## Aim
Write only the number of lines in the records beneath that hold "CICM".

-- -- --

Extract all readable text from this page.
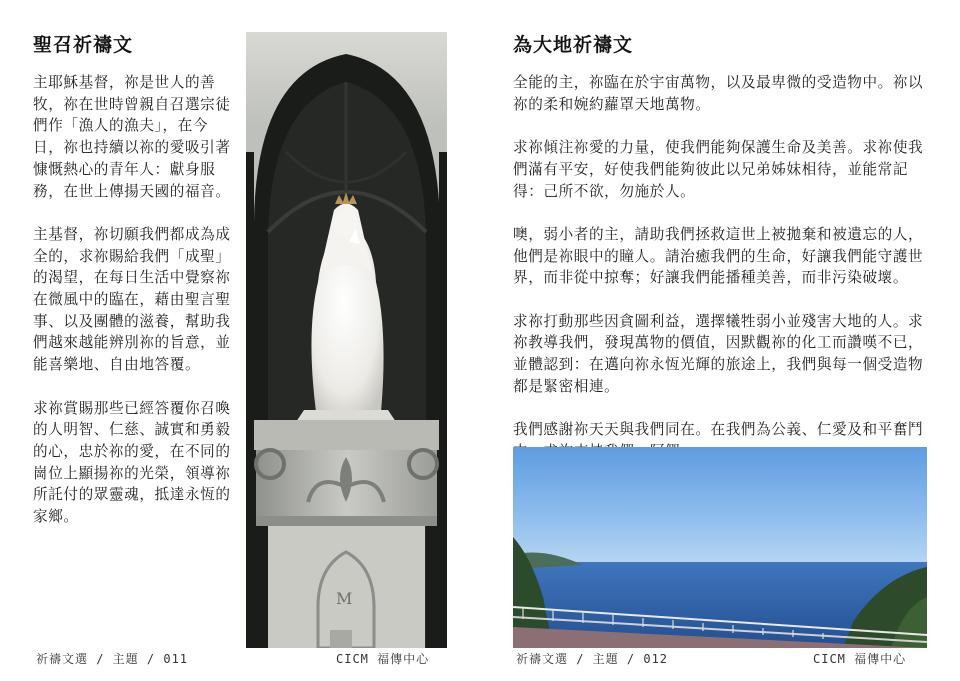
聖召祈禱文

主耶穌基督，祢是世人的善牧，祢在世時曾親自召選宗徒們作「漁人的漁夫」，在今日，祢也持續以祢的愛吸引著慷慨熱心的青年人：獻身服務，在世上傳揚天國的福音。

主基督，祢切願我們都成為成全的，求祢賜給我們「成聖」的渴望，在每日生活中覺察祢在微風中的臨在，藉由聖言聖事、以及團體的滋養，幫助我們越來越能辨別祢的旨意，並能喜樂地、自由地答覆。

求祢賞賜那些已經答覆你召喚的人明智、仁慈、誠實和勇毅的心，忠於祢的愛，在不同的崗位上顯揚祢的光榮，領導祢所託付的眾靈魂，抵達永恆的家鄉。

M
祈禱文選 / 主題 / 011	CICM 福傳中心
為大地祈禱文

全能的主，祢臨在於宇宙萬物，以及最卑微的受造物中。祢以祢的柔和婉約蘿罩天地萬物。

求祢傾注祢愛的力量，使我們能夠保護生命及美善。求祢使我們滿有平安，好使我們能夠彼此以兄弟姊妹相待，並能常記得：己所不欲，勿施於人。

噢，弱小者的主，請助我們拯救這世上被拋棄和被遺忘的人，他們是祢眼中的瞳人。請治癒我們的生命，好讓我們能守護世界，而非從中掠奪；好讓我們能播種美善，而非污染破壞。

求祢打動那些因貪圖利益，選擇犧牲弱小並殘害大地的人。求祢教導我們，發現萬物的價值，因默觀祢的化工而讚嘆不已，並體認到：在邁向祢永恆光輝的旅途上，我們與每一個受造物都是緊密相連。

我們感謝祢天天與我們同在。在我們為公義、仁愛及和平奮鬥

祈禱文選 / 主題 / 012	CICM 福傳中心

-- -- --

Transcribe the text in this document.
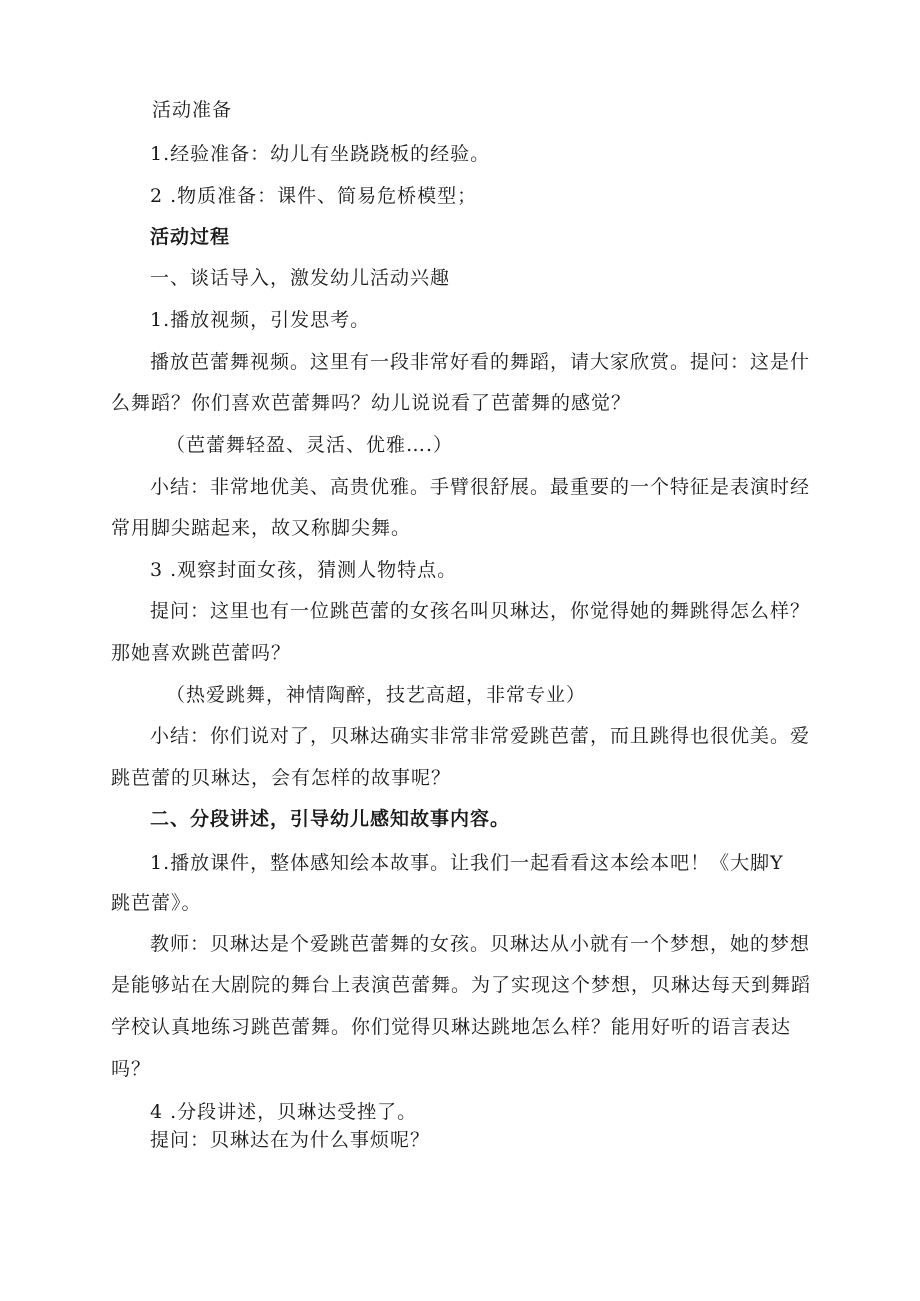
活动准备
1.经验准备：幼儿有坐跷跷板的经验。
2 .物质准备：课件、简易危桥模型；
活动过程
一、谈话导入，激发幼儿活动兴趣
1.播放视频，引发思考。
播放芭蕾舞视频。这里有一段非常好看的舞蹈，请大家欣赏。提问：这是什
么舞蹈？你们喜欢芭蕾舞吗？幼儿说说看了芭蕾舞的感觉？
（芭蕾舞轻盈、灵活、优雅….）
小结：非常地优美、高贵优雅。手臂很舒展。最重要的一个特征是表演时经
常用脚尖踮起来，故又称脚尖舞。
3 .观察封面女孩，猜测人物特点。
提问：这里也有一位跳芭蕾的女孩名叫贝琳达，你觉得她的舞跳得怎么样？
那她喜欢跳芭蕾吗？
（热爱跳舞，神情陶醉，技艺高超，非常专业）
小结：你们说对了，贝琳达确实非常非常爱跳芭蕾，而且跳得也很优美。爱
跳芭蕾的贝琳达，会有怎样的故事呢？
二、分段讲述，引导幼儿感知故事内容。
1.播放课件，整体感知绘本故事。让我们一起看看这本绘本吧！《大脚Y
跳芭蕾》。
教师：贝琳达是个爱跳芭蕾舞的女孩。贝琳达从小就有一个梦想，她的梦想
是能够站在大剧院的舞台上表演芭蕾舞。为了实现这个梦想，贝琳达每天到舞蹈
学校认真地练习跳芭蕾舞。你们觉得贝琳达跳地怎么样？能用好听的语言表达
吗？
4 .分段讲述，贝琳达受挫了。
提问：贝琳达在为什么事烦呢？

-- -- --

## Task result
2